Filter the lines below, copying only those with the string "National".

#####

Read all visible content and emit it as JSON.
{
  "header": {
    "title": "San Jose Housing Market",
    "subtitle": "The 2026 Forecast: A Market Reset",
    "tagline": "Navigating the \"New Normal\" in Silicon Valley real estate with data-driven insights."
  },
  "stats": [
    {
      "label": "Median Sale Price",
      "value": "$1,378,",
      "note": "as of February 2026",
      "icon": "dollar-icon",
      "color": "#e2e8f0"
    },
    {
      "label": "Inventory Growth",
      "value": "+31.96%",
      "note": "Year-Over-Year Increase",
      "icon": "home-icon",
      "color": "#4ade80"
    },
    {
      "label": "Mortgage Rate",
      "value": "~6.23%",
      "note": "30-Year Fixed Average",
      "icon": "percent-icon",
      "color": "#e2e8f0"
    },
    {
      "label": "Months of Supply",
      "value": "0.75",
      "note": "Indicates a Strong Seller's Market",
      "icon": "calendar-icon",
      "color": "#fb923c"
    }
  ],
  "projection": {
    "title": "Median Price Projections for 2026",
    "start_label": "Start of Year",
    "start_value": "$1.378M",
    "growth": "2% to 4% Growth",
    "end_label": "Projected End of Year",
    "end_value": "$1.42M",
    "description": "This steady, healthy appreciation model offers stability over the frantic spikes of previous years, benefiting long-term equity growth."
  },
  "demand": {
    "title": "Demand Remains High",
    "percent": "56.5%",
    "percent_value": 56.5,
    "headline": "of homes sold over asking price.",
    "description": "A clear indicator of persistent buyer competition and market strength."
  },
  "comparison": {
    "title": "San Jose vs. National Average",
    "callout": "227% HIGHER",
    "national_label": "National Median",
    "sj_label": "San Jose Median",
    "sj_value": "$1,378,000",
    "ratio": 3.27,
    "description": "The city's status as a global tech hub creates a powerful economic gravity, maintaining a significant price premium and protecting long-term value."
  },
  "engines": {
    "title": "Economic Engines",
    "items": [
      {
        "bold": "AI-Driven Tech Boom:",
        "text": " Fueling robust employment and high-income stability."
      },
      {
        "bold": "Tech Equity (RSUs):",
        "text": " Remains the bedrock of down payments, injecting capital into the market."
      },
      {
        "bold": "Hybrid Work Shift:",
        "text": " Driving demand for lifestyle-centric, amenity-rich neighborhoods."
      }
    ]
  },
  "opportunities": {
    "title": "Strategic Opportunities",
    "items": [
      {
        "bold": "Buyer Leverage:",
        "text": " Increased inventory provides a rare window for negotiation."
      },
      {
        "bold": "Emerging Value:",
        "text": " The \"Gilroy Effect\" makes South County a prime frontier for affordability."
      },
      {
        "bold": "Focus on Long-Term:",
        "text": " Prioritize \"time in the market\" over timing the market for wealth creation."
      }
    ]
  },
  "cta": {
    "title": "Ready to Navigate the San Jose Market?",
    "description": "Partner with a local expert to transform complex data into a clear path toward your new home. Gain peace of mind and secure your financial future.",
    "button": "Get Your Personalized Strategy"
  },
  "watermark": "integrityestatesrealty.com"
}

#####

# WRITTEN SOLUTION
    "title": "San Jose vs. National Average",
    "national_label": "National Median",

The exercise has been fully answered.